[start]

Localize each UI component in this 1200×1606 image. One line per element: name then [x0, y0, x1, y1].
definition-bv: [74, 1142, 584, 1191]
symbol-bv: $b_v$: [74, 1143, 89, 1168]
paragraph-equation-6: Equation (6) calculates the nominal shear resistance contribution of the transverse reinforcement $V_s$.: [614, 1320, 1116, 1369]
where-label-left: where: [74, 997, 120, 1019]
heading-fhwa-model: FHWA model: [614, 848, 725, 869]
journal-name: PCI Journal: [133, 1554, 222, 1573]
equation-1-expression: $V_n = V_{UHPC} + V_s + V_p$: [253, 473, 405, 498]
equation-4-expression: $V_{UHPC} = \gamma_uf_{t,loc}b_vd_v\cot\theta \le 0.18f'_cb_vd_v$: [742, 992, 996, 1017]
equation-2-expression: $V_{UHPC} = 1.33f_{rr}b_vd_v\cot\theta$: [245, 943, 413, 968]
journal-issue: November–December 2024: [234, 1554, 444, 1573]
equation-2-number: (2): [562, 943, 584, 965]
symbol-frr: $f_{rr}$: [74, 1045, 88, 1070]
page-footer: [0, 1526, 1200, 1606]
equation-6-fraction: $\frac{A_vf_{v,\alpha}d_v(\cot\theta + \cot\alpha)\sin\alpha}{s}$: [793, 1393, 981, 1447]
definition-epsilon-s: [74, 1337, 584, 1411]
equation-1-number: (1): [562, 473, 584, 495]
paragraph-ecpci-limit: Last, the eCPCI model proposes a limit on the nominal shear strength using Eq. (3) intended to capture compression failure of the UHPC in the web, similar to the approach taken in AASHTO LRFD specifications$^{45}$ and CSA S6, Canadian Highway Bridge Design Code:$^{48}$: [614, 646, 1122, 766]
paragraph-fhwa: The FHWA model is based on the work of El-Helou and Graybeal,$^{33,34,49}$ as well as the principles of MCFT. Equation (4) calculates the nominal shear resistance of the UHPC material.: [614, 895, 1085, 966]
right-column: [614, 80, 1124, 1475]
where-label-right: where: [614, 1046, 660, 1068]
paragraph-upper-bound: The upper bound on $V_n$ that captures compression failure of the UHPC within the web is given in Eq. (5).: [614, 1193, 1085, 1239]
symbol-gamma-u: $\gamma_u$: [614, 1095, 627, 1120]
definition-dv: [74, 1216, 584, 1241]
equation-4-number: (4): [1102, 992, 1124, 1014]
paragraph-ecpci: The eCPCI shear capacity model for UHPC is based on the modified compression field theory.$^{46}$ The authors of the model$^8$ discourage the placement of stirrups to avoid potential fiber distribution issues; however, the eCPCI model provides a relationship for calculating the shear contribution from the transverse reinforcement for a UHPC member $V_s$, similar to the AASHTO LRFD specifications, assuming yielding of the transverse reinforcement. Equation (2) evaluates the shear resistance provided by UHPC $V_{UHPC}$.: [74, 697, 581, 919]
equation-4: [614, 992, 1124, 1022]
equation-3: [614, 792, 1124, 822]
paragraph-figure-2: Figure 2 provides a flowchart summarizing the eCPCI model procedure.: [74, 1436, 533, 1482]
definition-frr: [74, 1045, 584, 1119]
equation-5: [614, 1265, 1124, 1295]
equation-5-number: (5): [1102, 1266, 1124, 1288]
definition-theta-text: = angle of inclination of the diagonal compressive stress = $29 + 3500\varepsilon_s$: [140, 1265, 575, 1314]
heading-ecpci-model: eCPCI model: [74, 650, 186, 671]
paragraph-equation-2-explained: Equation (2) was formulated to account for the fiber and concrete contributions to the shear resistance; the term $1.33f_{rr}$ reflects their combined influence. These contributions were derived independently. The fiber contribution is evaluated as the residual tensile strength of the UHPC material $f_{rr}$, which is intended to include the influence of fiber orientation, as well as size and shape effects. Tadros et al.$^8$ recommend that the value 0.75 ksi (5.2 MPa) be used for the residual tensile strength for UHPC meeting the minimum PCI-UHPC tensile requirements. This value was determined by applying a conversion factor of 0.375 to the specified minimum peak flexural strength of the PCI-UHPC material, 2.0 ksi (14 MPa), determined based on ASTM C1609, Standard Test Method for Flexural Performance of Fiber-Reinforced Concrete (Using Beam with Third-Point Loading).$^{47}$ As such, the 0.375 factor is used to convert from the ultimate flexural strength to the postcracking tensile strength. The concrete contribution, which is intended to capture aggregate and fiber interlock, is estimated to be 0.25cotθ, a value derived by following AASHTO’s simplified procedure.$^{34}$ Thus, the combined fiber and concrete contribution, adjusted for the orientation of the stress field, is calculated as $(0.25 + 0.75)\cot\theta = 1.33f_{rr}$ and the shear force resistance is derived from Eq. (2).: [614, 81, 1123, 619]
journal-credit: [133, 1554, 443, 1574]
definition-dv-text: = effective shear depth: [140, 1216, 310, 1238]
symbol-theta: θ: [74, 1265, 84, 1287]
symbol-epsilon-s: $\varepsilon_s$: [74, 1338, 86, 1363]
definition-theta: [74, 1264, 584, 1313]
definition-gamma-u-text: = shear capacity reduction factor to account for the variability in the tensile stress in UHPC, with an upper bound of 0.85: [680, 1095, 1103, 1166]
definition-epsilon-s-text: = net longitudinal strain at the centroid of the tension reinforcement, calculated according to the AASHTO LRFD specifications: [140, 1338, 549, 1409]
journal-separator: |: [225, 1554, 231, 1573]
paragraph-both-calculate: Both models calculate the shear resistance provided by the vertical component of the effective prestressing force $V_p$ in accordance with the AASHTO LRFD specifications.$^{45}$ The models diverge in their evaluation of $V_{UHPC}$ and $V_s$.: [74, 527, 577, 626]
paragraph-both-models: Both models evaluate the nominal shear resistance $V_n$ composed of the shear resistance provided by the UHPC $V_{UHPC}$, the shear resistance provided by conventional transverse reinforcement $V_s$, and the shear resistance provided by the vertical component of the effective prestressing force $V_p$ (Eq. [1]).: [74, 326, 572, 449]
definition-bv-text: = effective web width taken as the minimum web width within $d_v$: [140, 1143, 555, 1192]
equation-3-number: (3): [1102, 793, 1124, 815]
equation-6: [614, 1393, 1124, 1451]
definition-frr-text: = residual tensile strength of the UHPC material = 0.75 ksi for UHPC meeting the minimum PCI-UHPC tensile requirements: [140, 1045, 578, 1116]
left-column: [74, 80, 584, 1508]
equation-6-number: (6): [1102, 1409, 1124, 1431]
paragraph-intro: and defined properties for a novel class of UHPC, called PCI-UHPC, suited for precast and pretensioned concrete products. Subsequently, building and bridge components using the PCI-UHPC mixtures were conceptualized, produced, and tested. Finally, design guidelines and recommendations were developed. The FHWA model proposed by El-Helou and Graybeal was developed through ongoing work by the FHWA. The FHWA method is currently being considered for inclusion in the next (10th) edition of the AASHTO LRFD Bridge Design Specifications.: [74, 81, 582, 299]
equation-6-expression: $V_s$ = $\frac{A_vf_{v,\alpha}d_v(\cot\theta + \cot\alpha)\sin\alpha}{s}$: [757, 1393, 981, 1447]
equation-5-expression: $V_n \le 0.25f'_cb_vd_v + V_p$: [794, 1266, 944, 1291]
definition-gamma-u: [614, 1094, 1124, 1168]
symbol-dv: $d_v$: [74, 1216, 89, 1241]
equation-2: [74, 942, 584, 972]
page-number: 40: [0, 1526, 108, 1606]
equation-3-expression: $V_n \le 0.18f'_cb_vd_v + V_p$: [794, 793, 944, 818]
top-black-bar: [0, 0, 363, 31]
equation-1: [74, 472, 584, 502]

[end]

▶ **Exercise requirements**
Put the lines into a Markdown table with the columns No. and Entry, starting at the beginning of the rows and ending at the line that contains "992, 996, 1017]". Number each line and leave out any blank ones.

▶ **Task response**
| No. | Entry |
|---|---|
| 1 | Localize each UI component in this 1200×1606 image. One line per element: name then [x0, y0, x1, y1]. |
| 2 | definition-bv: [74, 1142, 584, 1191] |
| 3 | symbol-bv: $b_v$: [74, 1143, 89, 1168] |
| 4 | paragraph-equation-6: Equation (6) calculates the nominal shear resistance contribution of the transverse reinforcement $V_s$.: [614, 1320, 1116, 1369] |
| 5 | where-label-left: where: [74, 997, 120, 1019] |
| 6 | heading-fhwa-model: FHWA model: [614, 848, 725, 869] |
| 7 | journal-name: PCI Journal: [133, 1554, 222, 1573] |
| 8 | equation-1-expression: $V_n = V_{UHPC} + V_s + V_p$: [253, 473, 405, 498] |
| 9 | equation-4-expression: $V_{UHPC} = \gamma_uf_{t,loc}b_vd_v\cot\theta \le 0.18f'_cb_vd_v$: [742, 992, 996, 1017] |